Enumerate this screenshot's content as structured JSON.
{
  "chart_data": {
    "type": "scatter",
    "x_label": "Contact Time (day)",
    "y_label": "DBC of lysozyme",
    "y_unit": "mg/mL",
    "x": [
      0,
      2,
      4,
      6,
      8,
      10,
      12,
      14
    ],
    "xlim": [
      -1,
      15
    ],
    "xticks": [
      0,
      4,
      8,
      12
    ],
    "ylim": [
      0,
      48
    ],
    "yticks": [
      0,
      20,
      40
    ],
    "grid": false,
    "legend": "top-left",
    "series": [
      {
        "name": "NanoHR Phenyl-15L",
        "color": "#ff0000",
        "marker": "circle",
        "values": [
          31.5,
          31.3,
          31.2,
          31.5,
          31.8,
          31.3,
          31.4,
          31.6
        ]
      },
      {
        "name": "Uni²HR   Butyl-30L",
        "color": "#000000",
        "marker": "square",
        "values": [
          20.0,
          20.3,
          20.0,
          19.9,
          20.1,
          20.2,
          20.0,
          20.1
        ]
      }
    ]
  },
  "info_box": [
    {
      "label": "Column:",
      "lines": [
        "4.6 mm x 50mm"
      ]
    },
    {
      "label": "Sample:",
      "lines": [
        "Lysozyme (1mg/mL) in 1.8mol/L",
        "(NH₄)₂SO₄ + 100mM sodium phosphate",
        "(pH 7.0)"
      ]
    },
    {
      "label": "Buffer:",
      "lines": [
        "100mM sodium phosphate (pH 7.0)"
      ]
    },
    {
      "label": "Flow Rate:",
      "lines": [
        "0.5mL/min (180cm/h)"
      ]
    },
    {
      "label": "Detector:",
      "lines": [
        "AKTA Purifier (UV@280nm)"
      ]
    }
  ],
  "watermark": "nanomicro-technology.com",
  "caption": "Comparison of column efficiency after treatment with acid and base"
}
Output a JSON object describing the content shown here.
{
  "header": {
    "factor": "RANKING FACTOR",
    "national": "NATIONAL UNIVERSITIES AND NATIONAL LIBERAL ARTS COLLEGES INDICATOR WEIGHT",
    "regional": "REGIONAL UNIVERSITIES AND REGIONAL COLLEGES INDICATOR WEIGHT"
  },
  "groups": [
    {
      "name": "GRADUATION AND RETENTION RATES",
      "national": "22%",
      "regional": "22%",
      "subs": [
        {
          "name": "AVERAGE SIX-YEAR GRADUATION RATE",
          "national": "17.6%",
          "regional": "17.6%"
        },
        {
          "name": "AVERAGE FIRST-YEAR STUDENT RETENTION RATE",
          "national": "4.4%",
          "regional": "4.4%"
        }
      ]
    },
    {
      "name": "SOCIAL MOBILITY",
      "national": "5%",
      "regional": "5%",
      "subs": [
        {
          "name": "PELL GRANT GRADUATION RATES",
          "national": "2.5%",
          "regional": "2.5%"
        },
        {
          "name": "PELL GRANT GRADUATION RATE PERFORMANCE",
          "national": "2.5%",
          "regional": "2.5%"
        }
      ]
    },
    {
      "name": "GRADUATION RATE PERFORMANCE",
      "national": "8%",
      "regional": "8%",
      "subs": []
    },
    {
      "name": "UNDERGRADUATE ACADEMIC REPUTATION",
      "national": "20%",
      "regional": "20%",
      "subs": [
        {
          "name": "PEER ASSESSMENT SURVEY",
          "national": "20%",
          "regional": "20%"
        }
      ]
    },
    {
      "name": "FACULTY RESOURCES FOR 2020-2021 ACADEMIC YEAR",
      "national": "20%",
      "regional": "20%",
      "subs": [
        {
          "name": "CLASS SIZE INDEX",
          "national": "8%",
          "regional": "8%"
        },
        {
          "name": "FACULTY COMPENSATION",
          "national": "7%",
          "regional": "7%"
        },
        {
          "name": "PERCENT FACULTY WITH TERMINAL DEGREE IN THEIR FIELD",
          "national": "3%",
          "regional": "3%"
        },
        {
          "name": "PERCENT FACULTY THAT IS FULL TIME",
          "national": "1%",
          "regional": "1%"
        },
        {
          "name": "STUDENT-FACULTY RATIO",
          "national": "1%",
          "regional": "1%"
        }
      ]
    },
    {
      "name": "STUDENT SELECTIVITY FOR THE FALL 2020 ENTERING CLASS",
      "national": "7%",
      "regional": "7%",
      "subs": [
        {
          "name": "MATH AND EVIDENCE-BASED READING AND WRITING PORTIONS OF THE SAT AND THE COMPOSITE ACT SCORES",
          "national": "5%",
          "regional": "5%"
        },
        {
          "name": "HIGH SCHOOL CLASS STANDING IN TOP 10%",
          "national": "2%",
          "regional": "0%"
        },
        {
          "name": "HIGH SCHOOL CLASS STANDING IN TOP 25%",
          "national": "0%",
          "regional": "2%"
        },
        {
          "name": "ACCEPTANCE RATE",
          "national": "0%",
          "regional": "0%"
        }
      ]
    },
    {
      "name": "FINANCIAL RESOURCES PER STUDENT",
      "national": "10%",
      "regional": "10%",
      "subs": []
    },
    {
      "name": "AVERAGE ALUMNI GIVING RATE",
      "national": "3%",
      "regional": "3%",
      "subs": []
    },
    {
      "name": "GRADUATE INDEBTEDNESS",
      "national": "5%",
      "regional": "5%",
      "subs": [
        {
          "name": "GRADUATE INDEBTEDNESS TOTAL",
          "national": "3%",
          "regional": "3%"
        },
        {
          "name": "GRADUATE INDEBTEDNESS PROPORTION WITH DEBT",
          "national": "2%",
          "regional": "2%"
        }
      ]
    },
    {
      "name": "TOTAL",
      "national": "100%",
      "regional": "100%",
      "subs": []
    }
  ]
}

= = = = = = =

Restate each of the entries above verbatim.

Enumerate this screenshot's content as structured JSON.
{
  "chart_data": {
    "type": "scatter",
    "x_label": "Contact Time (day)",
    "y_label": "DBC of lysozyme",
    "y_unit": "mg/mL",
    "x": [
      0,
      2,
      4,
      6,
      8,
      10,
      12,
      14
    ],
    "xlim": [
      -1,
      15
    ],
    "xticks": [
      0,
      4,
      8,
      12
    ],
    "ylim": [
      0,
      48
    ],
    "yticks": [
      0,
      20,
      40
    ],
    "grid": false,
    "legend": "top-left",
    "series": [
      {
        "name": "NanoHR Phenyl-15L",
        "color": "#ff0000",
        "marker": "circle",
        "values": [
          31.5,
          31.3,
          31.2,
          31.5,
          31.8,
          31.3,
          31.4,
          31.6
        ]
      },
      {
        "name": "Uni²HR   Butyl-30L",
        "color": "#000000",
        "marker": "square",
        "values": [
          20.0,
          20.3,
          20.0,
          19.9,
          20.1,
          20.2,
          20.0,
          20.1
        ]
      }
    ]
  },
  "info_box": [
    {
      "label": "Column:",
      "lines": [
        "4.6 mm x 50mm"
      ]
    },
    {
      "label": "Sample:",
      "lines": [
        "Lysozyme (1mg/mL) in 1.8mol/L",
        "(NH₄)₂SO₄ + 100mM sodium phosphate",
        "(pH 7.0)"
      ]
    },
    {
      "label": "Buffer:",
      "lines": [
        "100mM sodium phosphate (pH 7.0)"
      ]
    },
    {
      "label": "Flow Rate:",
      "lines": [
        "0.5mL/min (180cm/h)"
      ]
    },
    {
      "label": "Detector:",
      "lines": [
        "AKTA Purifier (UV@280nm)"
      ]
    }
  ],
  "watermark": "nanomicro-technology.com",
  "caption": "Comparison of column efficiency after treatment with acid and base"
}
Output a JSON object describing the content shown here.
{
  "header": {
    "factor": "RANKING FACTOR",
    "national": "NATIONAL UNIVERSITIES AND NATIONAL LIBERAL ARTS COLLEGES INDICATOR WEIGHT",
    "regional": "REGIONAL UNIVERSITIES AND REGIONAL COLLEGES INDICATOR WEIGHT"
  },
  "groups": [
    {
      "name": "GRADUATION AND RETENTION RATES",
      "national": "22%",
      "regional": "22%",
      "subs": [
        {
          "name": "AVERAGE SIX-YEAR GRADUATION RATE",
          "national": "17.6%",
          "regional": "17.6%"
        },
        {
          "name": "AVERAGE FIRST-YEAR STUDENT RETENTION RATE",
          "national": "4.4%",
          "regional": "4.4%"
        }
      ]
    },
    {
      "name": "SOCIAL MOBILITY",
      "national": "5%",
      "regional": "5%",
      "subs": [
        {
          "name": "PELL GRANT GRADUATION RATES",
          "national": "2.5%",
          "regional": "2.5%"
        },
        {
          "name": "PELL GRANT GRADUATION RATE PERFORMANCE",
          "national": "2.5%",
          "regional": "2.5%"
        }
      ]
    },
    {
      "name": "GRADUATION RATE PERFORMANCE",
      "national": "8%",
      "regional": "8%",
      "subs": []
    },
    {
      "name": "UNDERGRADUATE ACADEMIC REPUTATION",
      "national": "20%",
      "regional": "20%",
      "subs": [
        {
          "name": "PEER ASSESSMENT SURVEY",
          "national": "20%",
          "regional": "20%"
        }
      ]
    },
    {
      "name": "FACULTY RESOURCES FOR 2020-2021 ACADEMIC YEAR",
      "national": "20%",
      "regional": "20%",
      "subs": [
        {
          "name": "CLASS SIZE INDEX",
          "national": "8%",
          "regional": "8%"
        },
        {
          "name": "FACULTY COMPENSATION",
          "national": "7%",
          "regional": "7%"
        },
        {
          "name": "PERCENT FACULTY WITH TERMINAL DEGREE IN THEIR FIELD",
          "national": "3%",
          "regional": "3%"
        },
        {
          "name": "PERCENT FACULTY THAT IS FULL TIME",
          "national": "1%",
          "regional": "1%"
        },
        {
          "name": "STUDENT-FACULTY RATIO",
          "national": "1%",
          "regional": "1%"
        }
      ]
    },
    {
      "name": "STUDENT SELECTIVITY FOR THE FALL 2020 ENTERING CLASS",
      "national": "7%",
      "regional": "7%",
      "subs": [
        {
          "name": "MATH AND EVIDENCE-BASED READING AND WRITING PORTIONS OF THE SAT AND THE COMPOSITE ACT SCORES",
          "national": "5%",
          "regional": "5%"
        },
        {
          "name": "HIGH SCHOOL CLASS STANDING IN TOP 10%",
          "national": "2%",
          "regional": "0%"
        },
        {
          "name": "HIGH SCHOOL CLASS STANDING IN TOP 25%",
          "national": "0%",
          "regional": "2%"
        },
        {
          "name": "ACCEPTANCE RATE",
          "national": "0%",
          "regional": "0%"
        }
      ]
    },
    {
      "name": "FINANCIAL RESOURCES PER STUDENT",
      "national": "10%",
      "regional": "10%",
      "subs": []
    },
    {
      "name": "AVERAGE ALUMNI GIVING RATE",
      "national": "3%",
      "regional": "3%",
      "subs": []
    },
    {
      "name": "GRADUATE INDEBTEDNESS",
      "national": "5%",
      "regional": "5%",
      "subs": [
        {
          "name": "GRADUATE INDEBTEDNESS TOTAL",
          "national": "3%",
          "regional": "3%"
        },
        {
          "name": "GRADUATE INDEBTEDNESS PROPORTION WITH DEBT",
          "national": "2%",
          "regional": "2%"
        }
      ]
    },
    {
      "name": "TOTAL",
      "national": "100%",
      "regional": "100%",
      "subs": []
    }
  ]
}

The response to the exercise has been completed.